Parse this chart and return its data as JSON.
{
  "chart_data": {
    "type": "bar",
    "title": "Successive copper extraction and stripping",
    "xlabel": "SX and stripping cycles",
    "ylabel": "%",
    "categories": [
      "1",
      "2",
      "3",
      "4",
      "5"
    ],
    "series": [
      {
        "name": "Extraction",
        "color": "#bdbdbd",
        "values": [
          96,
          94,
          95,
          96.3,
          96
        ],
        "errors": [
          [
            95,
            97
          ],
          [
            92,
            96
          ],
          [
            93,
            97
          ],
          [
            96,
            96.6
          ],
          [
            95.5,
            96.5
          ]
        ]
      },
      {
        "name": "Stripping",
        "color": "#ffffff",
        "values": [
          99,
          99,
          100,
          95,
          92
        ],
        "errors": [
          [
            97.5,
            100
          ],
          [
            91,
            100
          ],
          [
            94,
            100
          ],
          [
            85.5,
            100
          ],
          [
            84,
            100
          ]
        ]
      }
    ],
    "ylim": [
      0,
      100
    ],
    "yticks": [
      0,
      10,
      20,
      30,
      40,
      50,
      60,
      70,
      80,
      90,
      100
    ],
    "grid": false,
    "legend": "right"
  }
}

####

_The task_:
Write the data back out verbatim.

_Task solution_:
Parse this chart and return its data as JSON.
{
  "chart_data": {
    "type": "bar",
    "title": "Successive copper extraction and stripping",
    "xlabel": "SX and stripping cycles",
    "ylabel": "%",
    "categories": [
      "1",
      "2",
      "3",
      "4",
      "5"
    ],
    "series": [
      {
        "name": "Extraction",
        "color": "#bdbdbd",
        "values": [
          96,
          94,
          95,
          96.3,
          96
        ],
        "errors": [
          [
            95,
            97
          ],
          [
            92,
            96
          ],
          [
            93,
            97
          ],
          [
            96,
            96.6
          ],
          [
            95.5,
            96.5
          ]
        ]
      },
      {
        "name": "Stripping",
        "color": "#ffffff",
        "values": [
          99,
          99,
          100,
          95,
          92
        ],
        "errors": [
          [
            97.5,
            100
          ],
          [
            91,
            100
          ],
          [
            94,
            100
          ],
          [
            85.5,
            100
          ],
          [
            84,
            100
          ]
        ]
      }
    ],
    "ylim": [
      0,
      100
    ],
    "yticks": [
      0,
      10,
      20,
      30,
      40,
      50,
      60,
      70,
      80,
      90,
      100
    ],
    "grid": false,
    "legend": "right"
  }
}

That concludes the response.